> [What is being asked] Repeat the lines starting at the first one and ending at the line that contains "category-cell: 经济管理类 [508,1237,663,1279]", with "fee-cell" switched to "tuition-cell" and everything else unchanged.

> [Rows]
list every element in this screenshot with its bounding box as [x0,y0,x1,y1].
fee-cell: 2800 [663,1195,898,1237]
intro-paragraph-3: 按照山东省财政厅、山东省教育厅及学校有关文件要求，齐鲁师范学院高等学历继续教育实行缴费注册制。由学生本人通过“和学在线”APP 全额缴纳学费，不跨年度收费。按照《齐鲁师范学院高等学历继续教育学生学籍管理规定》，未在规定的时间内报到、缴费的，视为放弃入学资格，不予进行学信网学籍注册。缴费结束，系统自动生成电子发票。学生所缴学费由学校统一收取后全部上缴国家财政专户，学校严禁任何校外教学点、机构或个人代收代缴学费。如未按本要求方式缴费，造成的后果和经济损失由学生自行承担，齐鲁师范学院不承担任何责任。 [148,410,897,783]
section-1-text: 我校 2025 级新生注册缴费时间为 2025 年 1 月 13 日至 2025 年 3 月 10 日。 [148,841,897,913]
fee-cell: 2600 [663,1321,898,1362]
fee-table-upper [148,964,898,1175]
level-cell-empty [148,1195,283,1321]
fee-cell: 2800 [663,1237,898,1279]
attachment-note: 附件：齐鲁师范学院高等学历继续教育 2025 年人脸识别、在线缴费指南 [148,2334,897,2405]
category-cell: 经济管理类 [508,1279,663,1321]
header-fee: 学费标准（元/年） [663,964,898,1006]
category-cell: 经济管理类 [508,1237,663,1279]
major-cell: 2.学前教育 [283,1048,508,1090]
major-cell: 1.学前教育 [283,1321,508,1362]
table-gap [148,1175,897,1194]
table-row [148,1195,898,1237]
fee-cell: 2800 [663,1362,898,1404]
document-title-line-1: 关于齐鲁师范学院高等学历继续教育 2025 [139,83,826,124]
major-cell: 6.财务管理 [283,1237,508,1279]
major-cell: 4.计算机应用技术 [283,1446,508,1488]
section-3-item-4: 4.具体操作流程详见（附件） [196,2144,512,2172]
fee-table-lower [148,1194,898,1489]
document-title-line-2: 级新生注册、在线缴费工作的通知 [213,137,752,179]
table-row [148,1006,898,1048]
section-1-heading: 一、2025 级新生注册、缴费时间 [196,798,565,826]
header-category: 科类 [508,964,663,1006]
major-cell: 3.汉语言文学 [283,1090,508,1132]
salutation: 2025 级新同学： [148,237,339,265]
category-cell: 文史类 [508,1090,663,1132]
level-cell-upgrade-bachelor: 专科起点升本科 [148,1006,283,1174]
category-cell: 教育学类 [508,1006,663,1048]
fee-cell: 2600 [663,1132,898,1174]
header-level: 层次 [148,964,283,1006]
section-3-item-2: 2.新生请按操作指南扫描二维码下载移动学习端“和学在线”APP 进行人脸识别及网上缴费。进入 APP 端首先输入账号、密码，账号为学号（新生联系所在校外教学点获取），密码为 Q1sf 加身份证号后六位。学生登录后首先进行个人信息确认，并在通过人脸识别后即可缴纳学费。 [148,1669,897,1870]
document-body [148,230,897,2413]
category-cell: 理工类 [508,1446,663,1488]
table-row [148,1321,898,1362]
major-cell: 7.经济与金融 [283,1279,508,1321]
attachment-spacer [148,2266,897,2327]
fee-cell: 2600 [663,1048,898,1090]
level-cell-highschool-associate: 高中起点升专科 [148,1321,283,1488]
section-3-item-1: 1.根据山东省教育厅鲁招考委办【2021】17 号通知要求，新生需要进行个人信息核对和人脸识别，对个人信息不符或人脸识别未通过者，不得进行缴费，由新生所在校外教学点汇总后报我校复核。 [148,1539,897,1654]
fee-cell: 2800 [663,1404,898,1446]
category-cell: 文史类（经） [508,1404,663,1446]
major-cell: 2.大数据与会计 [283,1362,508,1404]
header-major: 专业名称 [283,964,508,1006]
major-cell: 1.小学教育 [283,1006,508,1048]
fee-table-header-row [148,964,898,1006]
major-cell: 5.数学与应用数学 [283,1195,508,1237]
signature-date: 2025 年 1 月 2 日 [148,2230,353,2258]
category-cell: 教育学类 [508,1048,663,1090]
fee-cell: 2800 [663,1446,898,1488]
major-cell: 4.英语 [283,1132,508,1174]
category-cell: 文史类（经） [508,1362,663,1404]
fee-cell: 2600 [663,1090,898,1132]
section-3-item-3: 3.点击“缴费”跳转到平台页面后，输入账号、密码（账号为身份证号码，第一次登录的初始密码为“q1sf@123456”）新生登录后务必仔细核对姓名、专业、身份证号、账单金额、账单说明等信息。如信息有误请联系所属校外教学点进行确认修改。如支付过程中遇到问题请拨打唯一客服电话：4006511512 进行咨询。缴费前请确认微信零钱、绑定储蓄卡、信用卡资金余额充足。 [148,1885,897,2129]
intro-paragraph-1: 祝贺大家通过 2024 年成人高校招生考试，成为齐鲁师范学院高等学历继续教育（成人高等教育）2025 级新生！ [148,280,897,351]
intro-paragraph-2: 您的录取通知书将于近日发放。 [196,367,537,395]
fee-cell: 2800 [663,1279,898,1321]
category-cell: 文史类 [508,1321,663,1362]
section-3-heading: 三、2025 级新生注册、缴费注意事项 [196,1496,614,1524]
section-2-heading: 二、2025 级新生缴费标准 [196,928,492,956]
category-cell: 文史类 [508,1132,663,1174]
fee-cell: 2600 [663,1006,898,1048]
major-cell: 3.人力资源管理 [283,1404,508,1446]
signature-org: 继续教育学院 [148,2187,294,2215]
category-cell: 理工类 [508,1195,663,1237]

> [Complete output]
list every element in this screenshot with its bounding box as [x0,y0,x1,y1].
tuition-cell: 2800 [663,1195,898,1237]
intro-paragraph-3: 按照山东省财政厅、山东省教育厅及学校有关文件要求，齐鲁师范学院高等学历继续教育实行缴费注册制。由学生本人通过“和学在线”APP 全额缴纳学费，不跨年度收费。按照《齐鲁师范学院高等学历继续教育学生学籍管理规定》，未在规定的时间内报到、缴费的，视为放弃入学资格，不予进行学信网学籍注册。缴费结束，系统自动生成电子发票。学生所缴学费由学校统一收取后全部上缴国家财政专户，学校严禁任何校外教学点、机构或个人代收代缴学费。如未按本要求方式缴费，造成的后果和经济损失由学生自行承担，齐鲁师范学院不承担任何责任。 [148,410,897,783]
section-1-text: 我校 2025 级新生注册缴费时间为 2025 年 1 月 13 日至 2025 年 3 月 10 日。 [148,841,897,913]
tuition-cell: 2600 [663,1321,898,1362]
fee-table-upper [148,964,898,1175]
level-cell-empty [148,1195,283,1321]
tuition-cell: 2800 [663,1237,898,1279]
attachment-note: 附件：齐鲁师范学院高等学历继续教育 2025 年人脸识别、在线缴费指南 [148,2334,897,2405]
category-cell: 经济管理类 [508,1279,663,1321]
header-fee: 学费标准（元/年） [663,964,898,1006]
category-cell: 经济管理类 [508,1237,663,1279]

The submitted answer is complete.